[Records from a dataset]
----------------

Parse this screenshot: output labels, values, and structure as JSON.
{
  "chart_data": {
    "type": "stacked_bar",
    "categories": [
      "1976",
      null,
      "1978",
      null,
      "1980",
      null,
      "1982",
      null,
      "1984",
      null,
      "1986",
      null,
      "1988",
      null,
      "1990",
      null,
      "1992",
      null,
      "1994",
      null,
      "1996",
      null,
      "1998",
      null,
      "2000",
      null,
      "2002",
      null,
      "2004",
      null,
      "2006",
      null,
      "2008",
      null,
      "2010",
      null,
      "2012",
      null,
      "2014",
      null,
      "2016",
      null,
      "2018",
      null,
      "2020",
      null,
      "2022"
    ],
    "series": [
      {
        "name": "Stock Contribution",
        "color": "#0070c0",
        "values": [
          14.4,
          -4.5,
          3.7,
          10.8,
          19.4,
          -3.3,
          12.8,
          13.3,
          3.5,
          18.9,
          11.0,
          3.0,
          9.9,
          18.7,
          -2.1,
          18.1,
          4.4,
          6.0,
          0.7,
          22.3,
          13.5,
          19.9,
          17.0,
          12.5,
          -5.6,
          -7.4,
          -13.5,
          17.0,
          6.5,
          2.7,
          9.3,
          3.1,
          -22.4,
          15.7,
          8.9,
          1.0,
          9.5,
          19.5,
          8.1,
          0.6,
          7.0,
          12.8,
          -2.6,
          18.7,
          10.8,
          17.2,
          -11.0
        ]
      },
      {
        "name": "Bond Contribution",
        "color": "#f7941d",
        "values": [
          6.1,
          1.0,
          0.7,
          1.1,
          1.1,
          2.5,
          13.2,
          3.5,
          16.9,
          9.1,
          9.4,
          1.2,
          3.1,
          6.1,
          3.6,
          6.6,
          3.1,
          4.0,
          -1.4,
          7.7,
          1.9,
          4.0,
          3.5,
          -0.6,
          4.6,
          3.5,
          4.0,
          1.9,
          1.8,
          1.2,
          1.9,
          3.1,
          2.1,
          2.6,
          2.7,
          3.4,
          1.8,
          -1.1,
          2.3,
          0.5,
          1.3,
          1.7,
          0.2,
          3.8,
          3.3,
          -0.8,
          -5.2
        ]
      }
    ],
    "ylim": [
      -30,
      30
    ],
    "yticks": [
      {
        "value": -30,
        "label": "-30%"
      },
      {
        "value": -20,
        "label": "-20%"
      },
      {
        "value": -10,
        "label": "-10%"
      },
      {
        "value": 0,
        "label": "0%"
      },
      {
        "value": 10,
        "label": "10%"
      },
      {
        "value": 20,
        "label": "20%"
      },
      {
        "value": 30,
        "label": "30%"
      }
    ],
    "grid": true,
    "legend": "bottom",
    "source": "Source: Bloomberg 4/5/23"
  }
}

----------------

**PROBLEM**
Go through the data and gather every line that holds "Contribution".

**FINAL RESULT**
        "name": "Stock Contribution",
        "name": "Bond Contribution",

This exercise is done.